* Extracted data
--- Start ---
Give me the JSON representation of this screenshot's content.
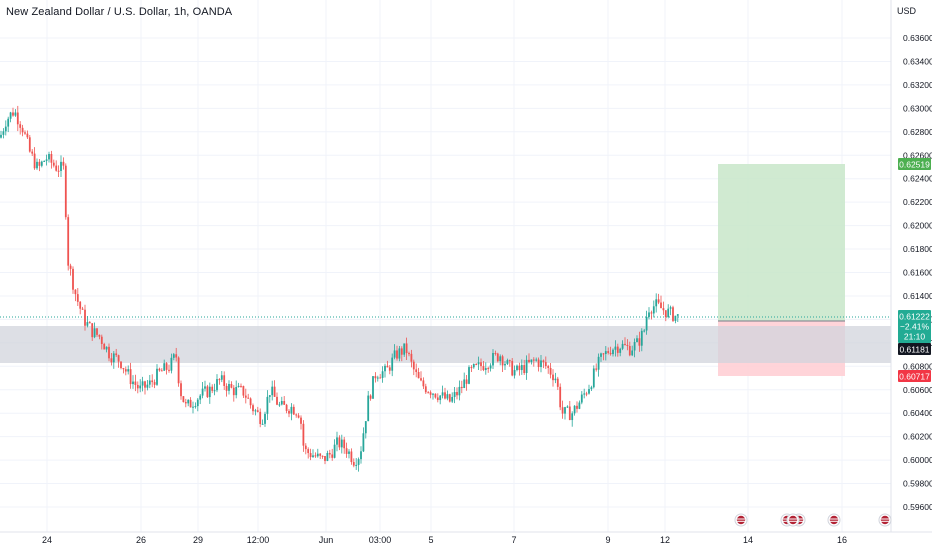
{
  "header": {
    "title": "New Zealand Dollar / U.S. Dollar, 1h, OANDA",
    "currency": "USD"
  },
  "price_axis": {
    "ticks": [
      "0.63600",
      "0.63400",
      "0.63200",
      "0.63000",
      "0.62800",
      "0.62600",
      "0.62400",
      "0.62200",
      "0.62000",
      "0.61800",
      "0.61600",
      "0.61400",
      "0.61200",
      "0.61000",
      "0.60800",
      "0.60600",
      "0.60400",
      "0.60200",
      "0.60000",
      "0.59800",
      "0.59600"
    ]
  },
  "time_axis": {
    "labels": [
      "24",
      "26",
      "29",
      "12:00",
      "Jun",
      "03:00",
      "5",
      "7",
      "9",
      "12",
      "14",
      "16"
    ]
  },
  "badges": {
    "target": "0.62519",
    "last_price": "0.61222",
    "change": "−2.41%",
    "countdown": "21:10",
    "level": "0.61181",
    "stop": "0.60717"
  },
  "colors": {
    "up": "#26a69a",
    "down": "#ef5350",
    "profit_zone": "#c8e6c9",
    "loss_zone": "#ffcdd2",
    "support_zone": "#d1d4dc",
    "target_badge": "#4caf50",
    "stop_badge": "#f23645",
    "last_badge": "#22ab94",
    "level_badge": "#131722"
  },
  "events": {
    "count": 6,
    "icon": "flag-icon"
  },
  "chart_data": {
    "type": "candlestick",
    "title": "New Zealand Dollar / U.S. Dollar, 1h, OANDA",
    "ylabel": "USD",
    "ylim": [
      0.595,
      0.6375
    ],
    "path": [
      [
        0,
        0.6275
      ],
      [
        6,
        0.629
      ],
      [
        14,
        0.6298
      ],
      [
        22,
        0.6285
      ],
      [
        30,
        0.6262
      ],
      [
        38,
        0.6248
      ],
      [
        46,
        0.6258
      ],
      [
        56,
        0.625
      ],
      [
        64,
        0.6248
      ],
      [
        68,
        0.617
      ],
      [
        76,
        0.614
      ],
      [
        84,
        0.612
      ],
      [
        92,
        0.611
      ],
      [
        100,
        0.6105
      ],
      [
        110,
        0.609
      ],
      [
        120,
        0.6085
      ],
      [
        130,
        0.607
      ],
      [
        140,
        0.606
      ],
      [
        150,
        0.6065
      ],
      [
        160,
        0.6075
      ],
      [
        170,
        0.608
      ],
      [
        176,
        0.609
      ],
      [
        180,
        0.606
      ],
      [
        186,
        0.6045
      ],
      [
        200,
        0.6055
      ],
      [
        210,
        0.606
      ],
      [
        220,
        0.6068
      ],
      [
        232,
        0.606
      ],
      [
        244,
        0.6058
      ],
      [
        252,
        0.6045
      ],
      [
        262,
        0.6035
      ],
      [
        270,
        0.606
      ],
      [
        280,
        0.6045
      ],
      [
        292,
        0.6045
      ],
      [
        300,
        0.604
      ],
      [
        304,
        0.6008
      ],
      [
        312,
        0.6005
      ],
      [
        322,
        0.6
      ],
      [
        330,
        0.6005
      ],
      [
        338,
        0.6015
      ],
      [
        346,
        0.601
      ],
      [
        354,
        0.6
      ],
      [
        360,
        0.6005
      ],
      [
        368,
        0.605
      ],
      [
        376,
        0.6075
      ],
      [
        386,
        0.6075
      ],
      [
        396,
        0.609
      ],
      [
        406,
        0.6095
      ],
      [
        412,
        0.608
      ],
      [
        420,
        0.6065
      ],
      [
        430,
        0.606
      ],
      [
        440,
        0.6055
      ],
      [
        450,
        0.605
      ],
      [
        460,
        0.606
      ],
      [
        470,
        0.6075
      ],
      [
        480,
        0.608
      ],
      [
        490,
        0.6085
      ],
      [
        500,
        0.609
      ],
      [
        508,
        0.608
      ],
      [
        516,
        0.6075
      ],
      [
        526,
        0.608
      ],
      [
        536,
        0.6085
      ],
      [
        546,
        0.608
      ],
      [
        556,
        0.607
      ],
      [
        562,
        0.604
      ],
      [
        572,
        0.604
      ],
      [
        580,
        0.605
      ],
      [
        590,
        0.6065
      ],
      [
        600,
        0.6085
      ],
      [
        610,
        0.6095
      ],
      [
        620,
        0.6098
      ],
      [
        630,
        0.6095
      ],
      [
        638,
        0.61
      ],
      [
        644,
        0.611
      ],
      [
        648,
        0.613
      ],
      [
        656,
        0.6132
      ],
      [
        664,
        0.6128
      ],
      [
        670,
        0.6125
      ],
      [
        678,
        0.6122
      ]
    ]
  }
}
--- End ---
* Aim
Are you able to set down all the lines above exactly, without any pictures?

* Task solution
Give me the JSON representation of this screenshot's content.
{
  "header": {
    "title": "New Zealand Dollar / U.S. Dollar, 1h, OANDA",
    "currency": "USD"
  },
  "price_axis": {
    "ticks": [
      "0.63600",
      "0.63400",
      "0.63200",
      "0.63000",
      "0.62800",
      "0.62600",
      "0.62400",
      "0.62200",
      "0.62000",
      "0.61800",
      "0.61600",
      "0.61400",
      "0.61200",
      "0.61000",
      "0.60800",
      "0.60600",
      "0.60400",
      "0.60200",
      "0.60000",
      "0.59800",
      "0.59600"
    ]
  },
  "time_axis": {
    "labels": [
      "24",
      "26",
      "29",
      "12:00",
      "Jun",
      "03:00",
      "5",
      "7",
      "9",
      "12",
      "14",
      "16"
    ]
  },
  "badges": {
    "target": "0.62519",
    "last_price": "0.61222",
    "change": "−2.41%",
    "countdown": "21:10",
    "level": "0.61181",
    "stop": "0.60717"
  },
  "colors": {
    "up": "#26a69a",
    "down": "#ef5350",
    "profit_zone": "#c8e6c9",
    "loss_zone": "#ffcdd2",
    "support_zone": "#d1d4dc",
    "target_badge": "#4caf50",
    "stop_badge": "#f23645",
    "last_badge": "#22ab94",
    "level_badge": "#131722"
  },
  "events": {
    "count": 6,
    "icon": "flag-icon"
  },
  "chart_data": {
    "type": "candlestick",
    "title": "New Zealand Dollar / U.S. Dollar, 1h, OANDA",
    "ylabel": "USD",
    "ylim": [
      0.595,
      0.6375
    ],
    "path": [
      [
        0,
        0.6275
      ],
      [
        6,
        0.629
      ],
      [
        14,
        0.6298
      ],
      [
        22,
        0.6285
      ],
      [
        30,
        0.6262
      ],
      [
        38,
        0.6248
      ],
      [
        46,
        0.6258
      ],
      [
        56,
        0.625
      ],
      [
        64,
        0.6248
      ],
      [
        68,
        0.617
      ],
      [
        76,
        0.614
      ],
      [
        84,
        0.612
      ],
      [
        92,
        0.611
      ],
      [
        100,
        0.6105
      ],
      [
        110,
        0.609
      ],
      [
        120,
        0.6085
      ],
      [
        130,
        0.607
      ],
      [
        140,
        0.606
      ],
      [
        150,
        0.6065
      ],
      [
        160,
        0.6075
      ],
      [
        170,
        0.608
      ],
      [
        176,
        0.609
      ],
      [
        180,
        0.606
      ],
      [
        186,
        0.6045
      ],
      [
        200,
        0.6055
      ],
      [
        210,
        0.606
      ],
      [
        220,
        0.6068
      ],
      [
        232,
        0.606
      ],
      [
        244,
        0.6058
      ],
      [
        252,
        0.6045
      ],
      [
        262,
        0.6035
      ],
      [
        270,
        0.606
      ],
      [
        280,
        0.6045
      ],
      [
        292,
        0.6045
      ],
      [
        300,
        0.604
      ],
      [
        304,
        0.6008
      ],
      [
        312,
        0.6005
      ],
      [
        322,
        0.6
      ],
      [
        330,
        0.6005
      ],
      [
        338,
        0.6015
      ],
      [
        346,
        0.601
      ],
      [
        354,
        0.6
      ],
      [
        360,
        0.6005
      ],
      [
        368,
        0.605
      ],
      [
        376,
        0.6075
      ],
      [
        386,
        0.6075
      ],
      [
        396,
        0.609
      ],
      [
        406,
        0.6095
      ],
      [
        412,
        0.608
      ],
      [
        420,
        0.6065
      ],
      [
        430,
        0.606
      ],
      [
        440,
        0.6055
      ],
      [
        450,
        0.605
      ],
      [
        460,
        0.606
      ],
      [
        470,
        0.6075
      ],
      [
        480,
        0.608
      ],
      [
        490,
        0.6085
      ],
      [
        500,
        0.609
      ],
      [
        508,
        0.608
      ],
      [
        516,
        0.6075
      ],
      [
        526,
        0.608
      ],
      [
        536,
        0.6085
      ],
      [
        546,
        0.608
      ],
      [
        556,
        0.607
      ],
      [
        562,
        0.604
      ],
      [
        572,
        0.604
      ],
      [
        580,
        0.605
      ],
      [
        590,
        0.6065
      ],
      [
        600,
        0.6085
      ],
      [
        610,
        0.6095
      ],
      [
        620,
        0.6098
      ],
      [
        630,
        0.6095
      ],
      [
        638,
        0.61
      ],
      [
        644,
        0.611
      ],
      [
        648,
        0.613
      ],
      [
        656,
        0.6132
      ],
      [
        664,
        0.6128
      ],
      [
        670,
        0.6125
      ],
      [
        678,
        0.6122
      ]
    ]
  }
}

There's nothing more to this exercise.